In the material below, count the lines with the word "κατὰ" and state that number only.

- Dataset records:
--- --- ---

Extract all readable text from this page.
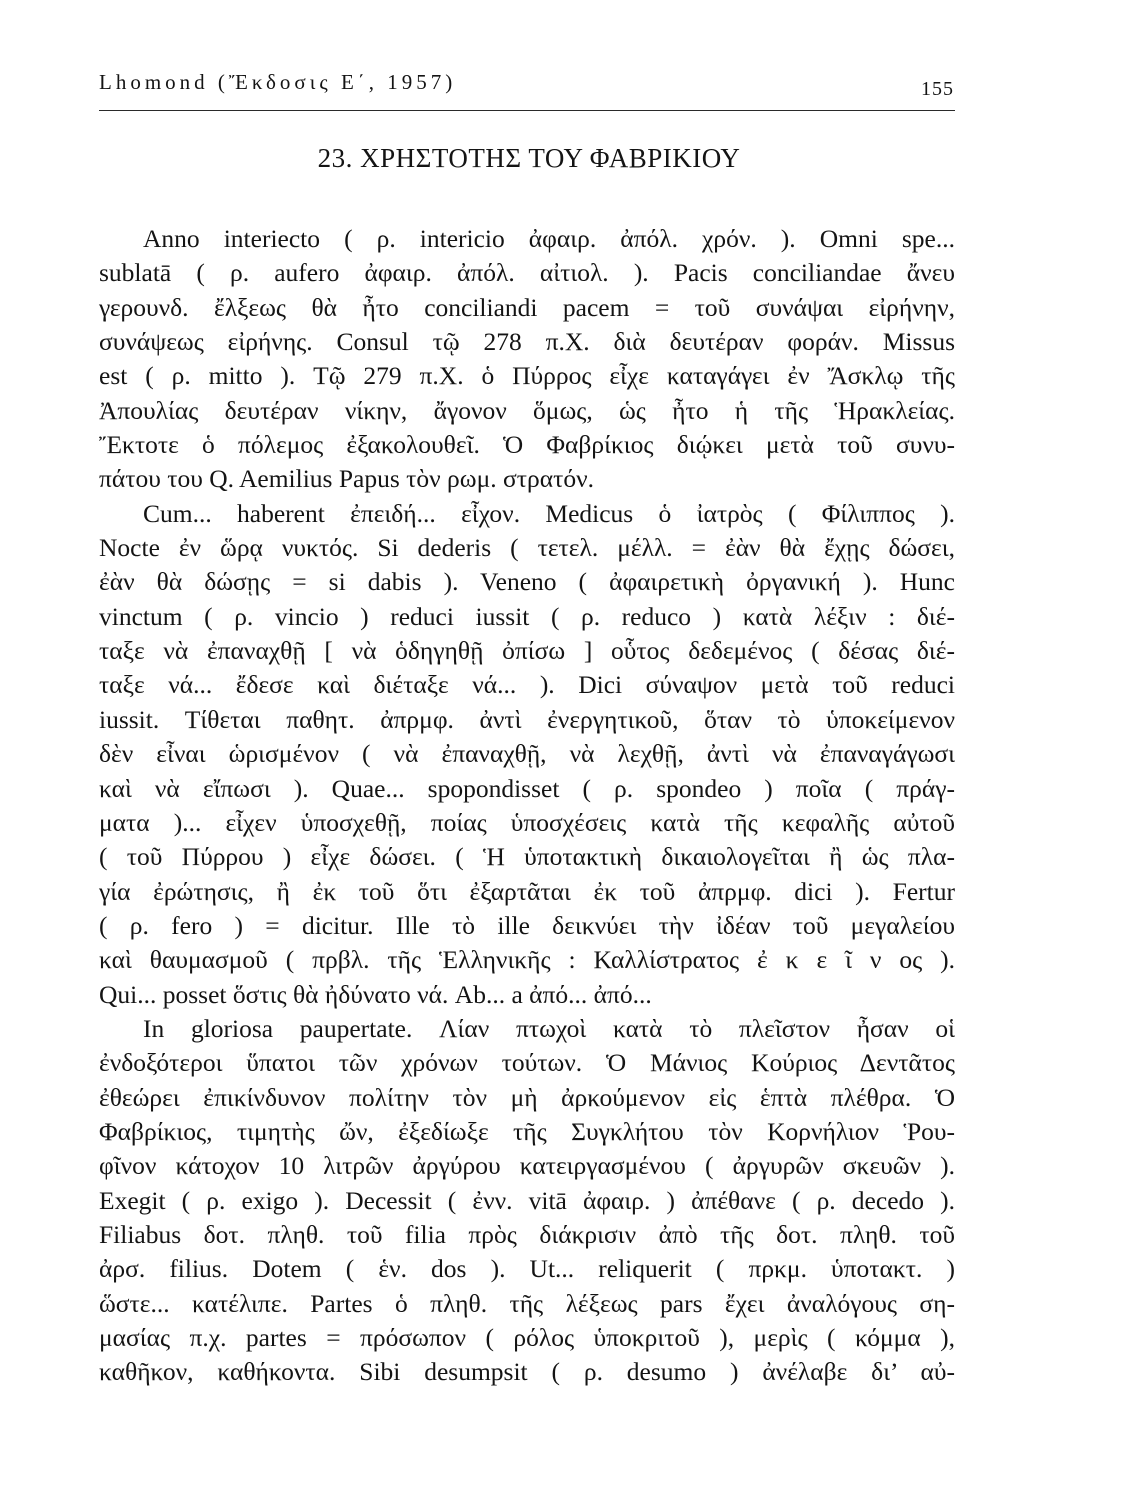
Lhomond (Ἔκδοσις Ε΄, 1957)	155
23. ΧΡΗΣΤΟΤΗΣ ΤΟΥ ΦΑΒΡΙΚΙΟΥ
Anno interiecto ( ρ. intericio ἀφαιρ. ἀπόλ. χρόν. ). Omni spe...
sublatā ( ρ. aufero ἀφαιρ. ἀπόλ. αἰτιολ. ). Pacis conciliandae ἄνευ
γερουνδ. ἔλξεως θὰ ἦτο conciliandi pacem = τοῦ συνάψαι εἰρήνην,
συνάψεως εἰρήνης. Consul τῷ 278 π.Χ. διὰ δευτέραν φοράν. Missus
est ( ρ. mitto ). Τῷ 279 π.Χ. ὁ Πύρρος εἶχε καταγάγει ἐν Ἄσκλῳ τῆς
Ἀπουλίας δευτέραν νίκην, ἄγονον ὅμως, ὡς ἦτο ἡ τῆς Ἡρακλείας.
Ἔκτοτε ὁ πόλεμος ἐξακολουθεῖ. Ὁ Φαβρίκιος διῴκει μετὰ τοῦ συνυ-
πάτου του Q. Aemilius Papus τὸν ρωμ. στρατόν.
Cum... haberent ἐπειδή... εἶχον. Medicus ὁ ἰατρὸς ( Φίλιππος ).
Nocte ἐν ὥρᾳ νυκτός. Si dederis ( τετελ. μέλλ. = ἐὰν θὰ ἔχῃς δώσει,
ἐὰν θὰ δώσῃς = si dabis ). Veneno ( ἀφαιρετικὴ ὀργανική ). Hunc
vinctum ( ρ. vincio ) reduci iussit ( ρ. reduco ) κατὰ λέξιν : διέ-
ταξε νὰ ἐπαναχθῇ [ νὰ ὁδηγηθῇ ὀπίσω ] οὗτος δεδεμένος ( δέσας διέ-
ταξε νά... ἔδεσε καὶ διέταξε νά... ). Dici σύναψον μετὰ τοῦ reduci
iussit. Τίθεται παθητ. ἀπρμφ. ἀντὶ ἐνεργητικοῦ, ὅταν τὸ ὑποκείμενον
δὲν εἶναι ὡρισμένον ( νὰ ἐπαναχθῇ, νὰ λεχθῇ, ἀντὶ νὰ ἐπαναγάγωσι
καὶ νὰ εἴπωσι ). Quae... spopondisset ( ρ. spondeo ) ποῖα ( πράγ-
ματα )... εἶχεν ὑποσχεθῇ, ποίας ὑποσχέσεις κατὰ τῆς κεφαλῆς αὐτοῦ
( τοῦ Πύρρου ) εἶχε δώσει. ( Ἡ ὑποτακτικὴ δικαιολογεῖται ἢ ὡς πλα-
γία ἐρώτησις, ἢ ἐκ τοῦ ὅτι ἐξαρτᾶται ἐκ τοῦ ἀπρμφ. dici ). Fertur
( ρ. fero ) = dicitur. Ille τὸ ille δεικνύει τὴν ἰδέαν τοῦ μεγαλείου
καὶ θαυμασμοῦ ( πρβλ. τῆς Ἑλληνικῆς : Καλλίστρατος ἐ κ ε ῖ ν ος ).
Qui... posset ὅστις θὰ ἠδύνατο νά. Ab... a ἀπό... ἀπό...
In gloriosa paupertate. Λίαν πτωχοὶ κατὰ τὸ πλεῖστον ἦσαν οἱ
ἐνδοξότεροι ὕπατοι τῶν χρόνων τούτων. Ὁ Μάνιος Κούριος Δεντᾶτος
ἐθεώρει ἐπικίνδυνον πολίτην τὸν μὴ ἀρκούμενον εἰς ἑπτὰ πλέθρα. Ὁ
Φαβρίκιος, τιμητὴς ὤν, ἐξεδίωξε τῆς Συγκλήτου τὸν Κορνήλιον Ῥου-
φῖνον κάτοχον 10 λιτρῶν ἀργύρου κατειργασμένου ( ἀργυρῶν σκευῶν ).
Exegit ( ρ. exigo ). Decessit ( ἐνν. vitā ἀφαιρ. ) ἀπέθανε ( ρ. decedo ).
Filiabus δοτ. πληθ. τοῦ filia πρὸς διάκρισιν ἀπὸ τῆς δοτ. πληθ. τοῦ
ἀρσ. filius. Dotem ( ἑν. dos ). Ut... reliquerit ( πρκμ. ὑποτακτ. )
ὥστε... κατέλιπε. Partes ὁ πληθ. τῆς λέξεως pars ἔχει ἀναλόγους ση-
μασίας π.χ. partes = πρόσωπον ( ρόλος ὑποκριτοῦ ), μερὶς ( κόμμα ),
καθῆκον, καθήκοντα. Sibi desumpsit ( ρ. desumo ) ἀνέλαβε δι’ αὐ-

--- --- ---

- Result:
3